Little Deaths and Letting Go


Last night I had a nightmare. I dreamt I had cancer. It was so vivid, so real that I woke with a rapidly beating heart and a huge sense of relief when I realized it was, in fact, just a dream. The big C has been a huge fear of mine ever since I was a very young child. In my late teens, I watched my dad succumb to the dreaded disease and later still it claimed my aunt as well as the youngest of my half-sisters.

Once I was ready to tackle the day I googled what dreaming of cancer might mean, I read the first explanation: A part of you is dying...

Oookay then.

The next explanation popped up and seemed to leap off the screen at me: Dreaming of cancer often denotes the end of one life-cycle and the beginning of another...

An unwilling smile tugged at my lips as I looked at the computer screen. Of course, I thought wryly, of course...

Have I mentioned that it is less than a fortnight until my 45th Birthday?

That puts me firmly in the middle-age bracket. How strange when in my mind I feel not a day over 21! No wonder I've been feeling so introspective lately. How time flies, it seemed the mere blink of an eye and my youth is gone. 

Now  I recognized the feeling that has been shadowing me for some months, it is an old frenemy of mine and when it shows up, I know from experience, it means letting go, usually of something very dear to me.

I was eight when I first encountered this frenemy. Back then it required me to face the cold, hard reality that miraculous healing was, most likely not in the cards for me. I look back at that eight-year-old now and I'm astounded by how young she was, how innocent. Sometimes I still cry for her.

In my teens that old fiend showed up once more asking that I give up the need to be desired by the opposite sex. That was a particularly hard pill to swallow, it took decades to achieve. In my twenties and thirties, it demanded of me to face that I'd most likely never have a husband, children or a  house of my own. No white picket fence for me, it simply was not my life. It demanded I let go and each and every one of these 'let go' moments, felt like a death.

I'd like to say I handled each of these 'little deaths' with dignified grace, but the truth is I went into these dark nights kicking, screaming and clinging to the bitter end. I did not go gently. But then about a week before the nightmare, I opened this blog post with I sensed it again and this time it asked my dream of being 'the next JK Rowling'.

Now don't laugh, this was a particularly cherished dream.

Looking back now I realized this has been coming on for about two years. (Notice I wasn't being asked to give up my writing, only my attachment to how I measured professional success.) Once I realized exactly what was being asked of me I let go in an instant and to my immense surprise, my long-absent muse immediately returned to transport me to faraway Irish shores and a tiny hamlet called Ballynar.

## GIVEN DATA
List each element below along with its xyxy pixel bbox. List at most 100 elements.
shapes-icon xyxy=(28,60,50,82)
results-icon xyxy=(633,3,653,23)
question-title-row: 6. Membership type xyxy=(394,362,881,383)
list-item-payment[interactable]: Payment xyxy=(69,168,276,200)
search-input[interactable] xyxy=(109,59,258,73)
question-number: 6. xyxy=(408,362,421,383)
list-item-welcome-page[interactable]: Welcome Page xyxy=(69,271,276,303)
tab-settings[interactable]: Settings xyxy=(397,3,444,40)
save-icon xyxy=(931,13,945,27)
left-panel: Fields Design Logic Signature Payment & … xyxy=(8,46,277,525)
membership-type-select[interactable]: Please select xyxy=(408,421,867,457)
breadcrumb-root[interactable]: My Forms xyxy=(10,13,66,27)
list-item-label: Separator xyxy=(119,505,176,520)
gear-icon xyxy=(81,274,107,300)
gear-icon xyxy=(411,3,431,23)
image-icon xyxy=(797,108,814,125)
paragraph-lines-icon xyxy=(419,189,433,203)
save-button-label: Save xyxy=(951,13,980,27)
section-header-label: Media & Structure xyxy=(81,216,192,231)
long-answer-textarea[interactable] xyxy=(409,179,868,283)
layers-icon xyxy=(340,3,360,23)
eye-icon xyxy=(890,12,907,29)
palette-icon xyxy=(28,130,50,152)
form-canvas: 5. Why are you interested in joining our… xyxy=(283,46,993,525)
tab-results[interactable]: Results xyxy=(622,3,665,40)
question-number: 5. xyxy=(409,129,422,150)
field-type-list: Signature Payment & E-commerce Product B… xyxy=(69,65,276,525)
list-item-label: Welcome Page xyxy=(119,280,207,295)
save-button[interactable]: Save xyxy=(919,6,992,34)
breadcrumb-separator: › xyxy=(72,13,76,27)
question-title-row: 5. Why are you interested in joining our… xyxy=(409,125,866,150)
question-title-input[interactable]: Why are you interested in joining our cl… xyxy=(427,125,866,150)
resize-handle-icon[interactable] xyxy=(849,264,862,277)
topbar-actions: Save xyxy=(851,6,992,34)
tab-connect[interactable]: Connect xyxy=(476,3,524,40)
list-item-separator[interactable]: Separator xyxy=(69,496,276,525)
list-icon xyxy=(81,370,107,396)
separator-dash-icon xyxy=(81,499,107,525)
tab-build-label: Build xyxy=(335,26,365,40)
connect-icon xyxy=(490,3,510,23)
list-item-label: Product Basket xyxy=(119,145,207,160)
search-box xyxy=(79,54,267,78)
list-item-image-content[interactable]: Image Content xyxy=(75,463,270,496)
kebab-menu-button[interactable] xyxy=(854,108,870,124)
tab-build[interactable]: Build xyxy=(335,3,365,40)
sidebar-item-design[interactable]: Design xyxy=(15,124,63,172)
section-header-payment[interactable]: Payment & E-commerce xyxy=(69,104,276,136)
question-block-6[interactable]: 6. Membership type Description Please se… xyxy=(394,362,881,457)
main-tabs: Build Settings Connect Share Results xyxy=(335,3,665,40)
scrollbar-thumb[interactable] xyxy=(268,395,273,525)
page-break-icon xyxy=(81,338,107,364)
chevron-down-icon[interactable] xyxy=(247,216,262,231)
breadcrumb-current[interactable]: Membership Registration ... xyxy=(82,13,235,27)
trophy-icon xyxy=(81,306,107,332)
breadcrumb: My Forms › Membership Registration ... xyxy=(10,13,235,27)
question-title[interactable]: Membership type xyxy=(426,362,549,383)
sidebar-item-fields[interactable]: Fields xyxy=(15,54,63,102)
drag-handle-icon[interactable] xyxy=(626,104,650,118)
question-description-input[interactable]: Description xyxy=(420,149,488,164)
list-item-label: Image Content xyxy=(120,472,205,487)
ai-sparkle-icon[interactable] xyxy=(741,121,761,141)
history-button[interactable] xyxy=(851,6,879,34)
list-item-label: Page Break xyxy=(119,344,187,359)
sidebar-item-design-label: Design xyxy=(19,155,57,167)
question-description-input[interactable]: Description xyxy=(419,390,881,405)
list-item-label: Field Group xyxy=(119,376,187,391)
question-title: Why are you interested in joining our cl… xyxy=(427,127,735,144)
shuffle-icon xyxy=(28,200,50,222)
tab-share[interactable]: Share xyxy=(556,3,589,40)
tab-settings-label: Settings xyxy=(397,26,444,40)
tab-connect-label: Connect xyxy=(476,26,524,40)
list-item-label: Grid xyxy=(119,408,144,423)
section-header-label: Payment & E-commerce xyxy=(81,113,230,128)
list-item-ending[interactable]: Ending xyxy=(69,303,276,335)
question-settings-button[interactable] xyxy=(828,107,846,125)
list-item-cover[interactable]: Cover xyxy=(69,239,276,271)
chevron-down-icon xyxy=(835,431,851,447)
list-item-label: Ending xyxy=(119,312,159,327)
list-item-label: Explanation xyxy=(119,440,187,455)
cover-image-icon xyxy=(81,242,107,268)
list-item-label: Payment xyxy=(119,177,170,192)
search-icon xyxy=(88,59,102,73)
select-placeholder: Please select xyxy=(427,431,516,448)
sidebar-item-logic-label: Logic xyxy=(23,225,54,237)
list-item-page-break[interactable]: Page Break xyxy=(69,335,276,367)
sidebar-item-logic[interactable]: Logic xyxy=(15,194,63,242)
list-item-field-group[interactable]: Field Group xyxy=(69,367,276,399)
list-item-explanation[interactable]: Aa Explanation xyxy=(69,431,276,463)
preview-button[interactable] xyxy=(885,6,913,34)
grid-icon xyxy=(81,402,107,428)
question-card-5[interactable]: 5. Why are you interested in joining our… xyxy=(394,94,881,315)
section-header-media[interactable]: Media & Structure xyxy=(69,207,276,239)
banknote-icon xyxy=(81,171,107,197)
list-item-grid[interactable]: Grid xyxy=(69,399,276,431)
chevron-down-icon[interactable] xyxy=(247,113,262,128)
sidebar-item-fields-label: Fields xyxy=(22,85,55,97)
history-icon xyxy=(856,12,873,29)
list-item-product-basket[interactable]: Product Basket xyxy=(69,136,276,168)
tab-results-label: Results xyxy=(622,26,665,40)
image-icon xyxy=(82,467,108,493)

## YOUR INSTRUCTIONS
Rewrite the paragraph in the blog post on letting go that begins "In my teens that old fiend" as a shorter paragraph that keeps its main facts.

## ANSWER TO THE PROBLEM
In my teens, that old fiend returned and asked me to give up needing to be desired by the opposite sex, which took decades to achieve. In my twenties and thirties, it made me face that I'd most likely never have a husband, children or a house of my own. Each of these 'let go' moments felt like a death.